▶ Given exercise:
Reproduce the listing below without changes, except that pictures are left out.

-------- Supplied material

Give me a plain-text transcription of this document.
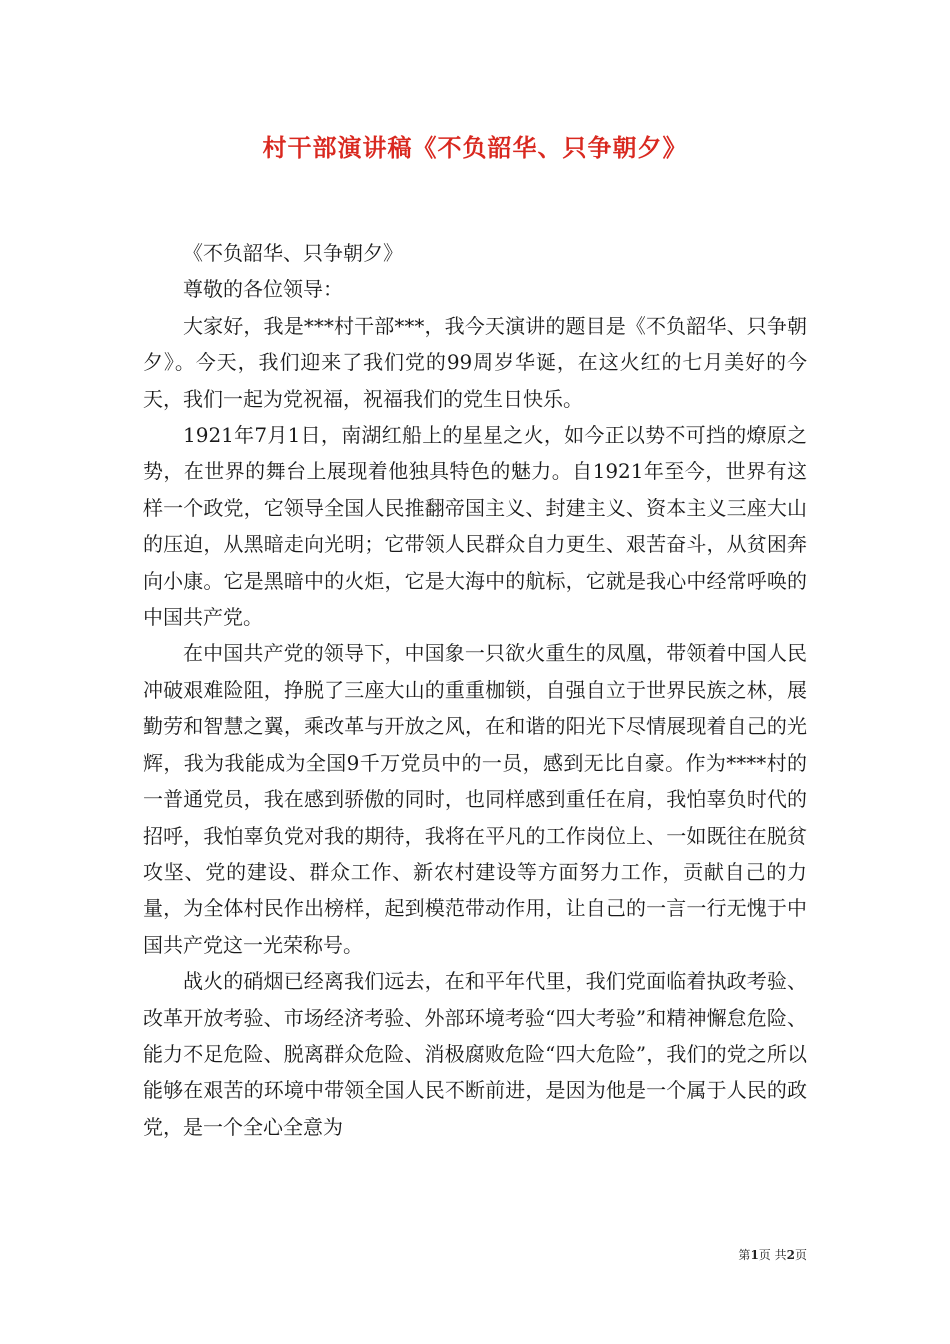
村干部演讲稿《不负韶华、只争朝夕》

《不负韶华、只争朝夕》

尊敬的各位领导：

大家好，我是***村干部***，我今天演讲的题目是《不负韶华、只争朝夕》。今天，我们迎来了我们党的99周岁华诞，在这火红的七月美好的今天，我们一起为党祝福，祝福我们的党生日快乐。

1921年7月1日，南湖红船上的星星之火，如今正以势不可挡的燎原之势，在世界的舞台上展现着他独具特色的魅力。自1921年至今，世界有这样一个政党，它领导全国人民推翻帝国主义、封建主义、资本主义三座大山的压迫，从黑暗走向光明；它带领人民群众自力更生、艰苦奋斗，从贫困奔向小康。它是黑暗中的火炬，它是大海中的航标，它就是我心中经常呼唤的中国共产党。

在中国共产党的领导下，中国象一只欲火重生的凤凰，带领着中国人民冲破艰难险阻，挣脱了三座大山的重重枷锁，自强自立于世界民族之林，展勤劳和智慧之翼，乘改革与开放之风，在和谐的阳光下尽情展现着自己的光辉，我为我能成为全国9千万党员中的一员，感到无比自豪。作为****村的一普通党员，我在感到骄傲的同时，也同样感到重任在肩，我怕辜负时代的招呼，我怕辜负党对我的期待，我将在平凡的工作岗位上、一如既往在脱贫攻坚、党的建设、群众工作、新农村建设等方面努力工作，贡献自己的力量，为全体村民作出榜样，起到模范带动作用，让自己的一言一行无愧于中国共产党这一光荣称号。

战火的硝烟已经离我们远去，在和平年代里，我们党面临着执政考验、改革开放考验、市场经济考验、外部环境考验“四大考验”和精神懈怠危险、能力不足危险、脱离群众危险、消极腐败危险“四大危险”，我们的党之所以能够在艰苦的环境中带领全国人民不断前进，是因为他是一个属于人民的政党，是一个全心全意为

第1页 共2页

----------------

▶ Exercise result:
Give me a plain-text transcription of this document.
村干部演讲稿《不负韶华、只争朝夕》

《不负韶华、只争朝夕》

尊敬的各位领导：

大家好，我是***村干部***，我今天演讲的题目是《不负韶华、只争朝夕》。今天，我们迎来了我们党的99周岁华诞，在这火红的七月美好的今天，我们一起为党祝福，祝福我们的党生日快乐。

1921年7月1日，南湖红船上的星星之火，如今正以势不可挡的燎原之势，在世界的舞台上展现着他独具特色的魅力。自1921年至今，世界有这样一个政党，它领导全国人民推翻帝国主义、封建主义、资本主义三座大山的压迫，从黑暗走向光明；它带领人民群众自力更生、艰苦奋斗，从贫困奔向小康。它是黑暗中的火炬，它是大海中的航标，它就是我心中经常呼唤的中国共产党。

在中国共产党的领导下，中国象一只欲火重生的凤凰，带领着中国人民冲破艰难险阻，挣脱了三座大山的重重枷锁，自强自立于世界民族之林，展勤劳和智慧之翼，乘改革与开放之风，在和谐的阳光下尽情展现着自己的光辉，我为我能成为全国9千万党员中的一员，感到无比自豪。作为****村的一普通党员，我在感到骄傲的同时，也同样感到重任在肩，我怕辜负时代的招呼，我怕辜负党对我的期待，我将在平凡的工作岗位上、一如既往在脱贫攻坚、党的建设、群众工作、新农村建设等方面努力工作，贡献自己的力量，为全体村民作出榜样，起到模范带动作用，让自己的一言一行无愧于中国共产党这一光荣称号。

战火的硝烟已经离我们远去，在和平年代里，我们党面临着执政考验、改革开放考验、市场经济考验、外部环境考验“四大考验”和精神懈怠危险、能力不足危险、脱离群众危险、消极腐败危险“四大危险”，我们的党之所以能够在艰苦的环境中带领全国人民不断前进，是因为他是一个属于人民的政党，是一个全心全意为

第1页 共2页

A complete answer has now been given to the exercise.